> _Written task_
Below are some records; reproduce every one of them exactly.

• • •

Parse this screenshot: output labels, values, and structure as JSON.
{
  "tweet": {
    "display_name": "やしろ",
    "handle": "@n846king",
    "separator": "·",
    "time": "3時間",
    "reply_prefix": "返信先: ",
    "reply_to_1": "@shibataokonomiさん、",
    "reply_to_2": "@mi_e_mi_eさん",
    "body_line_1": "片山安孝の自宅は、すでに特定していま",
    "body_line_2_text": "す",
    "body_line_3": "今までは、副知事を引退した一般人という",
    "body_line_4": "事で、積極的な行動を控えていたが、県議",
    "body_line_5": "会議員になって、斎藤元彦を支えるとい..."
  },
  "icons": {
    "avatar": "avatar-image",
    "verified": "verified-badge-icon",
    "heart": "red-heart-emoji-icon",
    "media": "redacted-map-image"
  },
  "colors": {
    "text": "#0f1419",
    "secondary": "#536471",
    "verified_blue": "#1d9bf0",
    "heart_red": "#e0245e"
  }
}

• • •

> _In response_
Parse this screenshot: output labels, values, and structure as JSON.
{
  "tweet": {
    "display_name": "やしろ",
    "handle": "@n846king",
    "separator": "·",
    "time": "3時間",
    "reply_prefix": "返信先: ",
    "reply_to_1": "@shibataokonomiさん、",
    "reply_to_2": "@mi_e_mi_eさん",
    "body_line_1": "片山安孝の自宅は、すでに特定していま",
    "body_line_2_text": "す",
    "body_line_3": "今までは、副知事を引退した一般人という",
    "body_line_4": "事で、積極的な行動を控えていたが、県議",
    "body_line_5": "会議員になって、斎藤元彦を支えるとい..."
  },
  "icons": {
    "avatar": "avatar-image",
    "verified": "verified-badge-icon",
    "heart": "red-heart-emoji-icon",
    "media": "redacted-map-image"
  },
  "colors": {
    "text": "#0f1419",
    "secondary": "#536471",
    "verified_blue": "#1d9bf0",
    "heart_red": "#e0245e"
  }
}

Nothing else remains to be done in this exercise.